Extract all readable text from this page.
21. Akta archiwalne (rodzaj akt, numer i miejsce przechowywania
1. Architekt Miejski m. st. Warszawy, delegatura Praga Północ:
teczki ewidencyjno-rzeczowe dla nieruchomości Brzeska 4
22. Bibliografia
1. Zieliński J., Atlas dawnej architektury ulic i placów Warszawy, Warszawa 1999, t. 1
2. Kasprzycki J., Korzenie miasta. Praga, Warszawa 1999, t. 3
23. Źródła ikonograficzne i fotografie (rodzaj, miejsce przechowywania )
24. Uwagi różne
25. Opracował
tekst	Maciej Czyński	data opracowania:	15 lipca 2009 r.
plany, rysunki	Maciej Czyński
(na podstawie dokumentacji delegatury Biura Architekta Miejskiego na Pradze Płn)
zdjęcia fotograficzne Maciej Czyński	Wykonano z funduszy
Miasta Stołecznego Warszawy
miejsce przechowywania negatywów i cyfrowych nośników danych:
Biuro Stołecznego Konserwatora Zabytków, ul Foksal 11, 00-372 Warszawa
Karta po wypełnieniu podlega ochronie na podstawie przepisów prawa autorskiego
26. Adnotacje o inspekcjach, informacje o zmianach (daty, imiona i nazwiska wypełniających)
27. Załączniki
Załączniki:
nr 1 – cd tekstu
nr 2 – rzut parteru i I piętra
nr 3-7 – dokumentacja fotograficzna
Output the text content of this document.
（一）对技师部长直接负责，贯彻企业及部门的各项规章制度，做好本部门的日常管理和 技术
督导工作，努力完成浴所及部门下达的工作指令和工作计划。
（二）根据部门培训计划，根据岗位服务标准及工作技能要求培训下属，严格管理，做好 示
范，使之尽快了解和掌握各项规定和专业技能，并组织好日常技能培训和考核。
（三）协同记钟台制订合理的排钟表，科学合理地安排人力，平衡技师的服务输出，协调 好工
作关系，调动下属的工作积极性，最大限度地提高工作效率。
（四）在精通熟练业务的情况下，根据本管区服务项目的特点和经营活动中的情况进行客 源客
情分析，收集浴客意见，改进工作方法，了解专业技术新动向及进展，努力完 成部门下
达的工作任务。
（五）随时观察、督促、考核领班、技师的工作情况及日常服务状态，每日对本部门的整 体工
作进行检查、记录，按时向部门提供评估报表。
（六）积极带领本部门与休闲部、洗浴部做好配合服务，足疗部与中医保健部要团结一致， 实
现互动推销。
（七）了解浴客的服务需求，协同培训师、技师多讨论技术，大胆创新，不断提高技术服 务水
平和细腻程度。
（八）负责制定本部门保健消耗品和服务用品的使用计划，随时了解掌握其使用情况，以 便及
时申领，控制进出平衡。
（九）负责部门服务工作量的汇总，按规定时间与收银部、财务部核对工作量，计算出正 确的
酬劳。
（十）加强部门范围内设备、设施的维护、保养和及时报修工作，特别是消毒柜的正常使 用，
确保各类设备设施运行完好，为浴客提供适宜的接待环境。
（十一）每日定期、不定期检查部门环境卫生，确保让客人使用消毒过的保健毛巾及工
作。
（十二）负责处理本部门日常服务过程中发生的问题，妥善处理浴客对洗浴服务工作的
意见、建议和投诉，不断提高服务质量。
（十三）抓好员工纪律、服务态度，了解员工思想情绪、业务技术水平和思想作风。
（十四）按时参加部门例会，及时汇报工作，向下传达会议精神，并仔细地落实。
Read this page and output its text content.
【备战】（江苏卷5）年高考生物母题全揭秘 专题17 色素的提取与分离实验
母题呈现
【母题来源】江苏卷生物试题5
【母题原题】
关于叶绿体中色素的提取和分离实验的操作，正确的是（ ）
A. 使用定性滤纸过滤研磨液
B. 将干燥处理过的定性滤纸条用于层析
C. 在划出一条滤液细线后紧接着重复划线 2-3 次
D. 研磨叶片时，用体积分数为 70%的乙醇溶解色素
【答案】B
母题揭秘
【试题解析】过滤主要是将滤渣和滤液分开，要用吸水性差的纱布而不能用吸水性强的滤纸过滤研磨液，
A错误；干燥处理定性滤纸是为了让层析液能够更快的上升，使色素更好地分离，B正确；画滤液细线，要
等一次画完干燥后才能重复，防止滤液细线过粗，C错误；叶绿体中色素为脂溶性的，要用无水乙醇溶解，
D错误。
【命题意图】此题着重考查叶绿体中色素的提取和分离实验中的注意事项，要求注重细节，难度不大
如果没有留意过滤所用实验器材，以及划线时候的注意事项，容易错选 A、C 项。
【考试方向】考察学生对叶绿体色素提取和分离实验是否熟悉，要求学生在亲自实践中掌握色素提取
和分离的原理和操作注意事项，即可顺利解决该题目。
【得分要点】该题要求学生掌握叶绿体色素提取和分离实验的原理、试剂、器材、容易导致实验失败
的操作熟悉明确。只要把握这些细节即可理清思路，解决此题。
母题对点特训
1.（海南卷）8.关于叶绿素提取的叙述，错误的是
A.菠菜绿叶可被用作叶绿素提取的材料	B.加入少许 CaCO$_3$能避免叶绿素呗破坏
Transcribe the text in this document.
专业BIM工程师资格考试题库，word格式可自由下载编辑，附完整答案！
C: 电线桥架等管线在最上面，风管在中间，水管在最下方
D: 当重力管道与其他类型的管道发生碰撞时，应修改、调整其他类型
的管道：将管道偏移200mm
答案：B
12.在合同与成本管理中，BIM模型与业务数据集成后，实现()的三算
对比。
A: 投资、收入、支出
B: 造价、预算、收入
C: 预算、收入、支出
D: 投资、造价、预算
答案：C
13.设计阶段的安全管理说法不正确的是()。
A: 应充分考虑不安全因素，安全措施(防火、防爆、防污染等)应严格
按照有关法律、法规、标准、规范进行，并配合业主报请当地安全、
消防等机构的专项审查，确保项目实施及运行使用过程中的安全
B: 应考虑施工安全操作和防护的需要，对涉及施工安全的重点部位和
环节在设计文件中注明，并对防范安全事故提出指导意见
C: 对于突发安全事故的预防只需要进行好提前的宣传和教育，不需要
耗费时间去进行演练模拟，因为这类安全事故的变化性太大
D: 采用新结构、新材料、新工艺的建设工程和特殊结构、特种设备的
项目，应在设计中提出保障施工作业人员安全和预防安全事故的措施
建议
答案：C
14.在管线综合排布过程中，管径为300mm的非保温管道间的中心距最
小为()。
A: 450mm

-----

## Your objective
Copy out the data shown above without altering anything.

## Answer for this exercise
Extract all readable text from this page.
21. Akta archiwalne (rodzaj akt, numer i miejsce przechowywania
1. Architekt Miejski m. st. Warszawy, delegatura Praga Północ:
teczki ewidencyjno-rzeczowe dla nieruchomości Brzeska 4
22. Bibliografia
1. Zieliński J., Atlas dawnej architektury ulic i placów Warszawy, Warszawa 1999, t. 1
2. Kasprzycki J., Korzenie miasta. Praga, Warszawa 1999, t. 3
23. Źródła ikonograficzne i fotografie (rodzaj, miejsce przechowywania )
24. Uwagi różne
25. Opracował
tekst	Maciej Czyński	data opracowania:	15 lipca 2009 r.
plany, rysunki	Maciej Czyński
(na podstawie dokumentacji delegatury Biura Architekta Miejskiego na Pradze Płn)
zdjęcia fotograficzne Maciej Czyński	Wykonano z funduszy
Miasta Stołecznego Warszawy
miejsce przechowywania negatywów i cyfrowych nośników danych:
Biuro Stołecznego Konserwatora Zabytków, ul Foksal 11, 00-372 Warszawa
Karta po wypełnieniu podlega ochronie na podstawie przepisów prawa autorskiego
26. Adnotacje o inspekcjach, informacje o zmianach (daty, imiona i nazwiska wypełniających)
27. Załączniki
Załączniki:
nr 1 – cd tekstu
nr 2 – rzut parteru i I piętra
nr 3-7 – dokumentacja fotograficzna
Output the text content of this document.
（一）对技师部长直接负责，贯彻企业及部门的各项规章制度，做好本部门的日常管理和 技术
督导工作，努力完成浴所及部门下达的工作指令和工作计划。
（二）根据部门培训计划，根据岗位服务标准及工作技能要求培训下属，严格管理，做好 示
范，使之尽快了解和掌握各项规定和专业技能，并组织好日常技能培训和考核。
（三）协同记钟台制订合理的排钟表，科学合理地安排人力，平衡技师的服务输出，协调 好工
作关系，调动下属的工作积极性，最大限度地提高工作效率。
（四）在精通熟练业务的情况下，根据本管区服务项目的特点和经营活动中的情况进行客 源客
情分析，收集浴客意见，改进工作方法，了解专业技术新动向及进展，努力完 成部门下
达的工作任务。
（五）随时观察、督促、考核领班、技师的工作情况及日常服务状态，每日对本部门的整 体工
作进行检查、记录，按时向部门提供评估报表。
（六）积极带领本部门与休闲部、洗浴部做好配合服务，足疗部与中医保健部要团结一致， 实
现互动推销。
（七）了解浴客的服务需求，协同培训师、技师多讨论技术，大胆创新，不断提高技术服 务水
平和细腻程度。
（八）负责制定本部门保健消耗品和服务用品的使用计划，随时了解掌握其使用情况，以 便及
时申领，控制进出平衡。
（九）负责部门服务工作量的汇总，按规定时间与收银部、财务部核对工作量，计算出正 确的
酬劳。
（十）加强部门范围内设备、设施的维护、保养和及时报修工作，特别是消毒柜的正常使 用，
确保各类设备设施运行完好，为浴客提供适宜的接待环境。
（十一）每日定期、不定期检查部门环境卫生，确保让客人使用消毒过的保健毛巾及工
作。
（十二）负责处理本部门日常服务过程中发生的问题，妥善处理浴客对洗浴服务工作的
意见、建议和投诉，不断提高服务质量。
（十三）抓好员工纪律、服务态度，了解员工思想情绪、业务技术水平和思想作风。
（十四）按时参加部门例会，及时汇报工作，向下传达会议精神，并仔细地落实。
Read this page and output its text content.
【备战】（江苏卷5）年高考生物母题全揭秘 专题17 色素的提取与分离实验
母题呈现
【母题来源】江苏卷生物试题5
【母题原题】
关于叶绿体中色素的提取和分离实验的操作，正确的是（ ）
A. 使用定性滤纸过滤研磨液
B. 将干燥处理过的定性滤纸条用于层析
C. 在划出一条滤液细线后紧接着重复划线 2-3 次
D. 研磨叶片时，用体积分数为 70%的乙醇溶解色素
【答案】B
母题揭秘
【试题解析】过滤主要是将滤渣和滤液分开，要用吸水性差的纱布而不能用吸水性强的滤纸过滤研磨液，
A错误；干燥处理定性滤纸是为了让层析液能够更快的上升，使色素更好地分离，B正确；画滤液细线，要
等一次画完干燥后才能重复，防止滤液细线过粗，C错误；叶绿体中色素为脂溶性的，要用无水乙醇溶解，
D错误。
【命题意图】此题着重考查叶绿体中色素的提取和分离实验中的注意事项，要求注重细节，难度不大
如果没有留意过滤所用实验器材，以及划线时候的注意事项，容易错选 A、C 项。
【考试方向】考察学生对叶绿体色素提取和分离实验是否熟悉，要求学生在亲自实践中掌握色素提取
和分离的原理和操作注意事项，即可顺利解决该题目。
【得分要点】该题要求学生掌握叶绿体色素提取和分离实验的原理、试剂、器材、容易导致实验失败
的操作熟悉明确。只要把握这些细节即可理清思路，解决此题。
母题对点特训
1.（海南卷）8.关于叶绿素提取的叙述，错误的是
A.菠菜绿叶可被用作叶绿素提取的材料	B.加入少许 CaCO$_3$能避免叶绿素呗破坏
Transcribe the text in this document.
专业BIM工程师资格考试题库，word格式可自由下载编辑，附完整答案！
C: 电线桥架等管线在最上面，风管在中间，水管在最下方
D: 当重力管道与其他类型的管道发生碰撞时，应修改、调整其他类型
的管道：将管道偏移200mm
答案：B
12.在合同与成本管理中，BIM模型与业务数据集成后，实现()的三算
对比。
A: 投资、收入、支出
B: 造价、预算、收入
C: 预算、收入、支出
D: 投资、造价、预算
答案：C
13.设计阶段的安全管理说法不正确的是()。
A: 应充分考虑不安全因素，安全措施(防火、防爆、防污染等)应严格
按照有关法律、法规、标准、规范进行，并配合业主报请当地安全、
消防等机构的专项审查，确保项目实施及运行使用过程中的安全
B: 应考虑施工安全操作和防护的需要，对涉及施工安全的重点部位和
环节在设计文件中注明，并对防范安全事故提出指导意见
C: 对于突发安全事故的预防只需要进行好提前的宣传和教育，不需要
耗费时间去进行演练模拟，因为这类安全事故的变化性太大
D: 采用新结构、新材料、新工艺的建设工程和特殊结构、特种设备的
项目，应在设计中提出保障施工作业人员安全和预防安全事故的措施
建议
答案：C
14.在管线综合排布过程中，管径为300mm的非保温管道间的中心距最
小为()。
A: 450mm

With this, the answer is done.